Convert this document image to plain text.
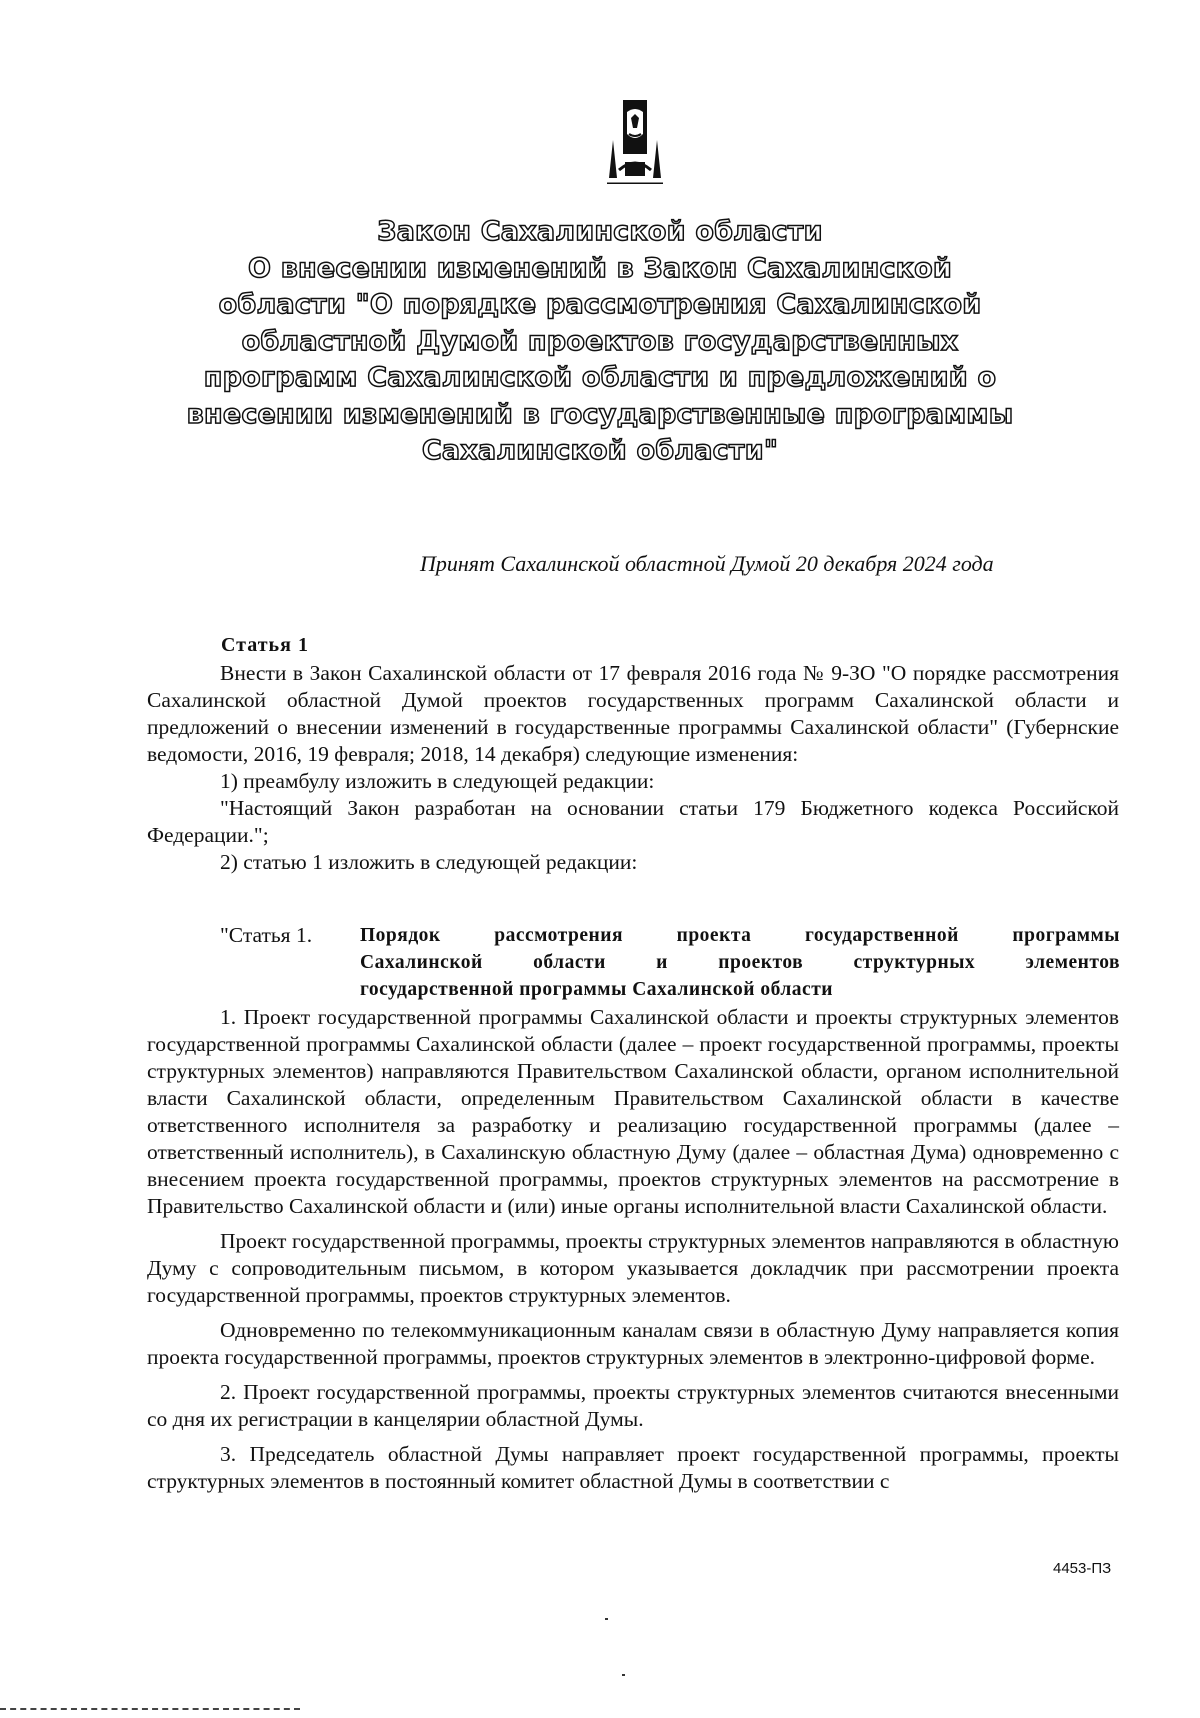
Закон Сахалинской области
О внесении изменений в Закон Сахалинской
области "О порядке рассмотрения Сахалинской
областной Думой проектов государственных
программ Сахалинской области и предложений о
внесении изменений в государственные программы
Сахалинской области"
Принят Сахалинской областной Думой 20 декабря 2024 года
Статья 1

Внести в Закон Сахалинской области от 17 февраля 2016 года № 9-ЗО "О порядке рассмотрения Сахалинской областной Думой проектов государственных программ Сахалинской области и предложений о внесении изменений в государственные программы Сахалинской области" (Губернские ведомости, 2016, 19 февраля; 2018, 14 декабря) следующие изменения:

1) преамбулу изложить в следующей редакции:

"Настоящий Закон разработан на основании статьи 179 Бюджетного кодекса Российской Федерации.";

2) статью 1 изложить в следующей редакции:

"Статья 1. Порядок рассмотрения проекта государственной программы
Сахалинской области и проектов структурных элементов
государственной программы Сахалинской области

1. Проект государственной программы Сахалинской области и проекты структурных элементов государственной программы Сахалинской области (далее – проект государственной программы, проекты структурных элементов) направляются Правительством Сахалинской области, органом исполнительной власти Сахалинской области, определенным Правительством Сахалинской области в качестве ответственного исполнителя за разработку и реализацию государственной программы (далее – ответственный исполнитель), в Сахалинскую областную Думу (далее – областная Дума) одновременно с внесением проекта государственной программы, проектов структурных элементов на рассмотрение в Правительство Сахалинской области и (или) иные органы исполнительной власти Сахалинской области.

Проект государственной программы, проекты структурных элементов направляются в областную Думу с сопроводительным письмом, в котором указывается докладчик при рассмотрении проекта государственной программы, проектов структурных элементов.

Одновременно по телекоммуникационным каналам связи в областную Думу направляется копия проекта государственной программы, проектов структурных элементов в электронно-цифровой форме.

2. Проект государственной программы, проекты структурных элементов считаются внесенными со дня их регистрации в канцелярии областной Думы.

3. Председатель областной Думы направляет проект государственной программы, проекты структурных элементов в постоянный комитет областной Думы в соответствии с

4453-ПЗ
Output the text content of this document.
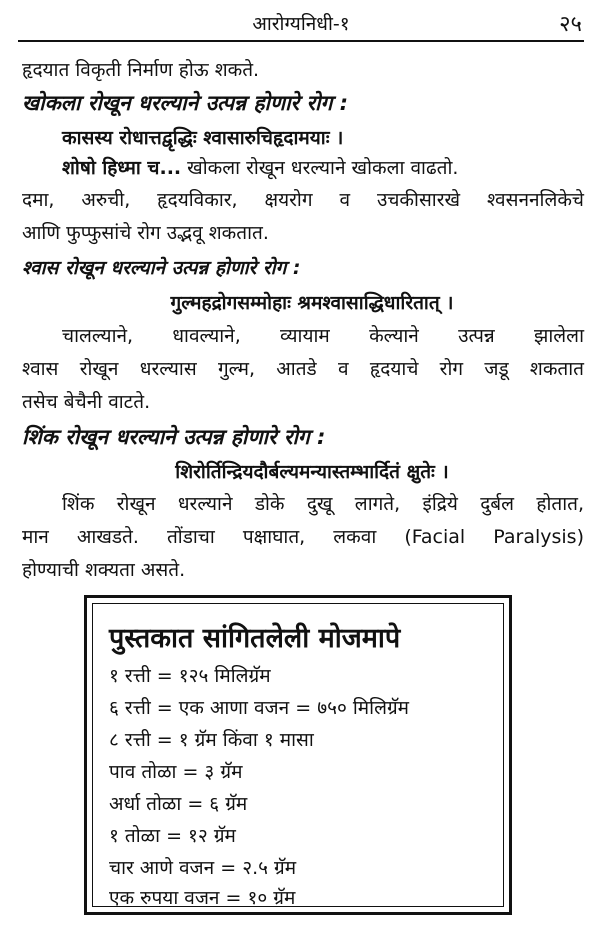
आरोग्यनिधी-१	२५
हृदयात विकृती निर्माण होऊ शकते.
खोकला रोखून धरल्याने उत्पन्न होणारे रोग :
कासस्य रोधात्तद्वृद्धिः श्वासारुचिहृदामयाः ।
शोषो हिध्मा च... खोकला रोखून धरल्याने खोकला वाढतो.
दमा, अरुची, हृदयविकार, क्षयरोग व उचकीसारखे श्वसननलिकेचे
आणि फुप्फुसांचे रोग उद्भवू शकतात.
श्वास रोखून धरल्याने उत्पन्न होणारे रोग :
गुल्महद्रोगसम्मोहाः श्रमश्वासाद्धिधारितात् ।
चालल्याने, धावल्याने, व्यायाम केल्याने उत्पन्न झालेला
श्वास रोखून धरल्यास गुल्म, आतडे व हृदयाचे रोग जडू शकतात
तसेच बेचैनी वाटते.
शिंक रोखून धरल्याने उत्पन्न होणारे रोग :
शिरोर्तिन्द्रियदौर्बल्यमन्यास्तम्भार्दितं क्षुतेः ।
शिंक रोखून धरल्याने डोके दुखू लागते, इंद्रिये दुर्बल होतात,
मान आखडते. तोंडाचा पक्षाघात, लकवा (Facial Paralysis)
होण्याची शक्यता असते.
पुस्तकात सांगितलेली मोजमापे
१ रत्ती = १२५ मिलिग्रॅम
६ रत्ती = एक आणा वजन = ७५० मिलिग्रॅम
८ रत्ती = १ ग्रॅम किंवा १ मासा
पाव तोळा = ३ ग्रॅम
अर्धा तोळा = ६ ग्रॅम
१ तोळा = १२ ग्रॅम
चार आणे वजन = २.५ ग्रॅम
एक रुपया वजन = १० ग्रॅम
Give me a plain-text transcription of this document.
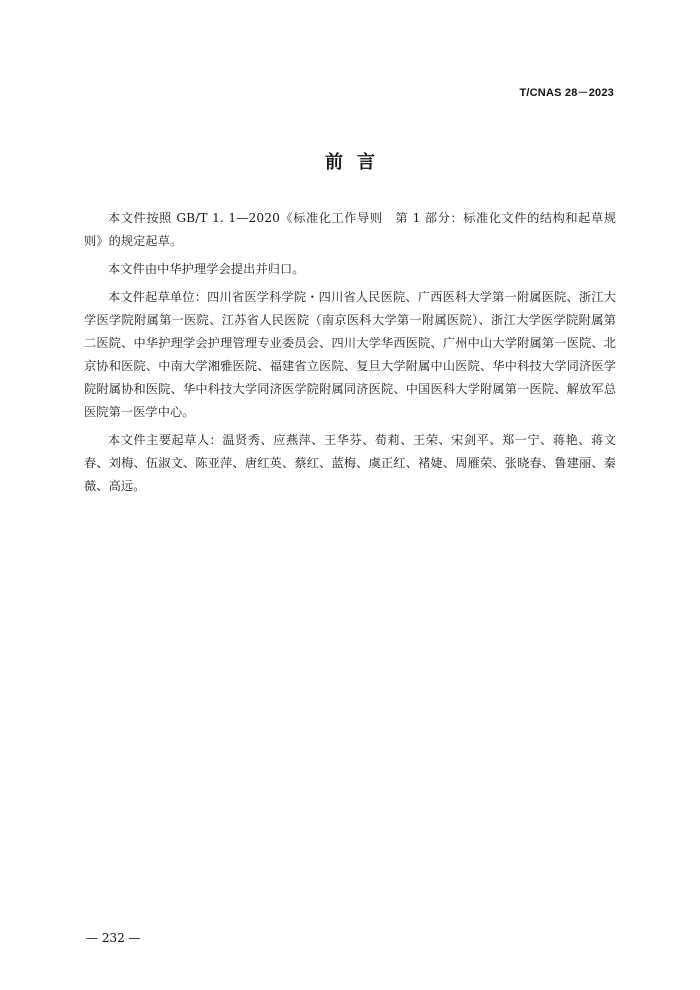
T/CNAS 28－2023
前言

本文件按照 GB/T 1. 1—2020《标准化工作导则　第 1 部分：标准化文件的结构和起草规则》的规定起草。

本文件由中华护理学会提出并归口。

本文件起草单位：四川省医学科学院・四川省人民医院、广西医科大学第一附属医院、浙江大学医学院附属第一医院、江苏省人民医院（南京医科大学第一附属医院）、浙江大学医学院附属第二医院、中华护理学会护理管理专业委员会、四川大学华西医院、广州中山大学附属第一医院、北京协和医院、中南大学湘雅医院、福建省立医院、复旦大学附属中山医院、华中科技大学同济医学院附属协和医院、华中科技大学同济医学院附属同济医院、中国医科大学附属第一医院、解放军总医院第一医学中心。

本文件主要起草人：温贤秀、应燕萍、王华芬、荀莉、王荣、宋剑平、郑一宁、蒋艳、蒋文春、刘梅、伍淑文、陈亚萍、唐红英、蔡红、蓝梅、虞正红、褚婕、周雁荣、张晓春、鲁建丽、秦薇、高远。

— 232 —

:: CHALLENGE ::
Read the entries above, then pull out the lines that include "государственных".

:: TASK RESULT ::
областной Думой проектов государственных
Внести в Закон Сахалинской области от 17 февраля 2016 года № 9-ЗО "О порядке рассмотрения Сахалинской областной Думой проектов государственных программ Сахалинской области и предложений о внесении изменений в государственные программы Сахалинской области" (Губернские ведомости, 2016, 19 февраля; 2018, 14 декабря) следующие изменения:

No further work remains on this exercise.